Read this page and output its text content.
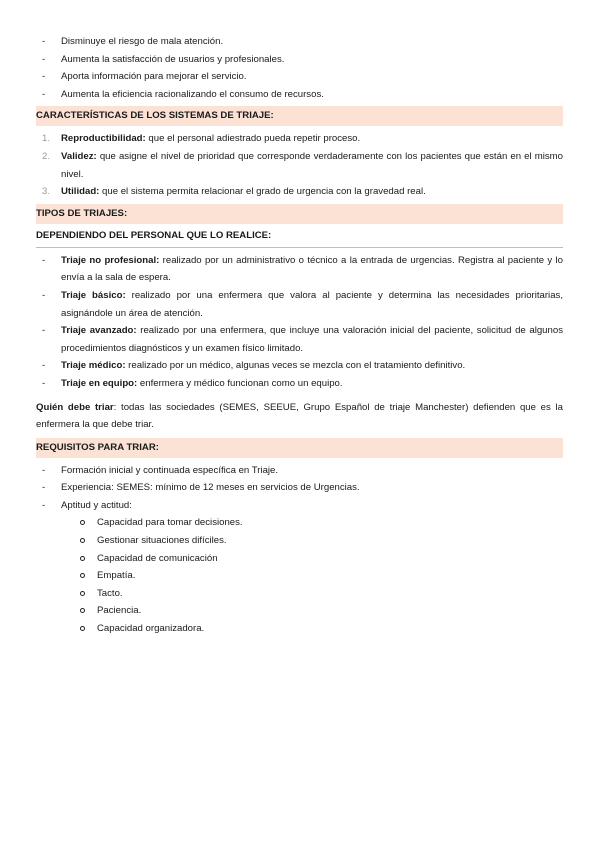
- Disminuye el riesgo de mala atención.
- Aumenta la satisfacción de usuarios y profesionales.
- Aporta información para mejorar el servicio.
- Aumenta la eficiencia racionalizando el consumo de recursos.
CARACTERÍSTICAS DE LOS SISTEMAS DE TRIAJE:
1. Reproductibilidad: que el personal adiestrado pueda repetir proceso.
2. Validez: que asigne el nivel de prioridad que corresponde verdaderamente con los pacientes que están en el mismo nivel.
3. Utilidad: que el sistema permita relacionar el grado de urgencia con la gravedad real.
TIPOS DE TRIAJES:
DEPENDIENDO DEL PERSONAL QUE LO REALICE:
- Triaje no profesional: realizado por un administrativo o técnico a la entrada de urgencias. Registra al paciente y lo envía a la sala de espera.
- Triaje básico: realizado por una enfermera que valora al paciente y determina las necesidades prioritarias, asignándole un área de atención.
- Triaje avanzado: realizado por una enfermera, que incluye una valoración inicial del paciente, solicitud de algunos procedimientos diagnósticos y un examen físico limitado.
- Triaje médico: realizado por un médico, algunas veces se mezcla con el tratamiento definitivo.
- Triaje en equipo: enfermera y médico funcionan como un equipo.

Quién debe triar: todas las sociedades (SEMES, SEEUE, Grupo Español de triaje Manchester) defienden que es la enfermera la que debe triar.

REQUISITOS PARA TRIAR:
- Formación inicial y continuada específica en Triaje.
- Experiencia: SEMES: mínimo de 12 meses en servicios de Urgencias.
- Aptitud y actitud:
Capacidad para tomar decisiones.
Gestionar situaciones difíciles.
Capacidad de comunicación
Empatía.
Tacto.
Paciencia.
Capacidad organizadora.
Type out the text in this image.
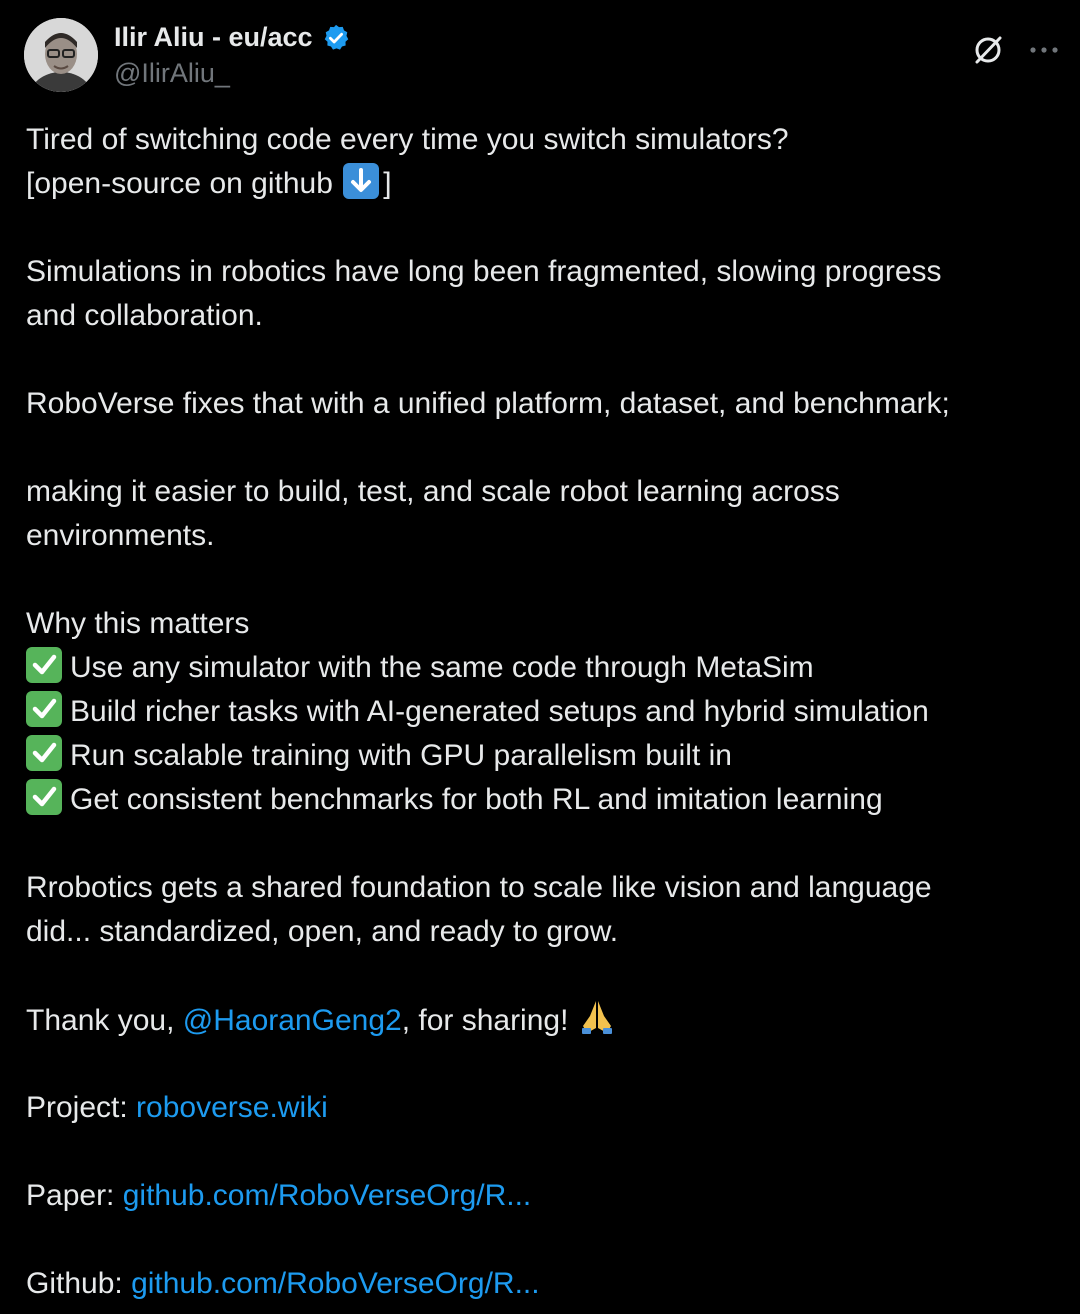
Ilir Aliu - eu/acc
@IlirAliu_
Tired of switching code every time you switch simulators?
[open-source on github
]
Simulations in robotics have long been fragmented, slowing progress
and collaboration.
RoboVerse fixes that with a unified platform, dataset, and benchmark;
making it easier to build, test, and scale robot learning across
environments.
Why this matters
Use any simulator with the same code through MetaSim
Build richer tasks with AI-generated setups and hybrid simulation
Run scalable training with GPU parallelism built in
Get consistent benchmarks for both RL and imitation learning
Rrobotics gets a shared foundation to scale like vision and language
did... standardized, open, and ready to grow.
Thank you, @HaoranGeng2, for sharing!
Project: roboverse.wiki
Paper: github.com/RoboVerseOrg/R...
Github: github.com/RoboVerseOrg/R...
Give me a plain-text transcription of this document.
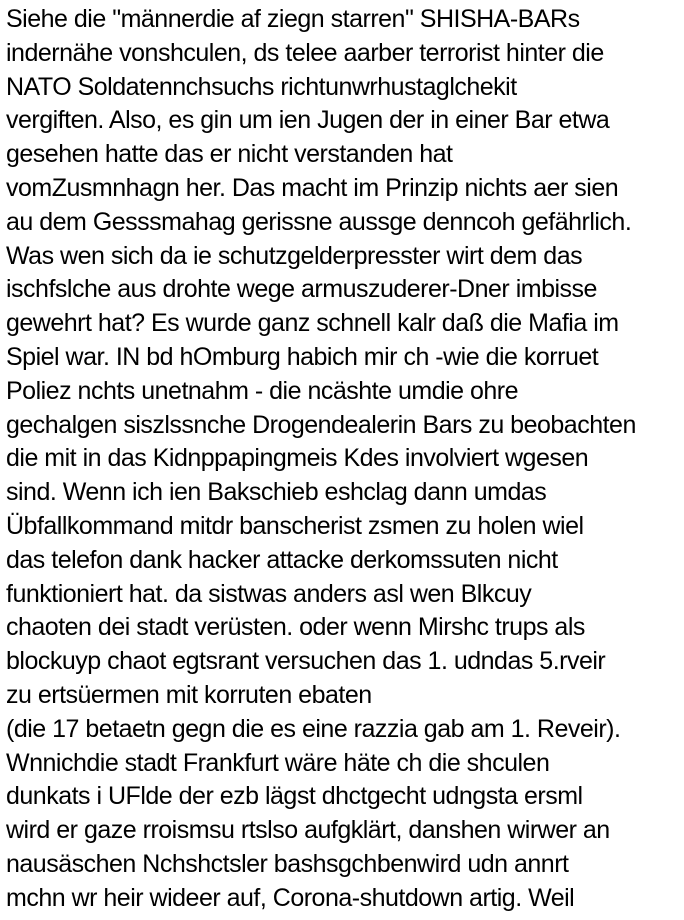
Siehe die "männerdie af ziegn starren" SHISHA-BARs
indernähe vonshculen, ds telee aarber terrorist hinter die
NATO Soldatennchsuchs richtunwrhustaglchekit
vergiften. Also, es gin um ien Jugen der in einer Bar etwa
gesehen hatte das er nicht verstanden hat
vomZusmnhagn her. Das macht im Prinzip nichts aer sien
au dem Gesssmahag gerissne aussge denncoh gefährlich.
Was wen sich da ie schutzgelderpresster wirt dem das
ischfslche aus drohte wege armuszuderer-Dner imbisse
gewehrt hat? Es wurde ganz schnell kalr daß die Mafia im
Spiel war. IN bd hOmburg habich mir ch -wie die korruet
Poliez nchts unetnahm - die ncäshte umdie ohre
gechalgen siszlssnche Drogendealerin Bars zu beobachten
die mit in das Kidnppapingmeis Kdes involviert wgesen
sind. Wenn ich ien Bakschieb eshclag dann umdas
Übfallkommand mitdr banscherist zsmen zu holen wiel
das telefon dank hacker attacke derkomssuten nicht
funktioniert hat. da sistwas anders asl wen Blkcuy
chaoten dei stadt verüsten. oder wenn Mirshc trups als
blockuyp chaot egtsrant versuchen das 1. udndas 5.rveir
zu ertsüermen mit korruten ebaten
(die 17 betaetn gegn die es eine razzia gab am 1. Reveir).
Wnnichdie stadt Frankfurt wäre häte ch die shculen
dunkats i UFlde der ezb lägst dhctgecht udngsta ersml
wird er gaze rroismsu rtslso aufgklärt, danshen wirwer an
nausäschen Nchshctsler bashsgchbenwird udn annrt
mchn wr heir wideer auf, Corona-shutdown artig. Weil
--- --- ---
• [What is being asked]: Copy every line of the records above that contains "text".

• [Exercise output]:
Read this page and output its text content.
Type out the text in this image.
Give me a plain-text transcription of this document.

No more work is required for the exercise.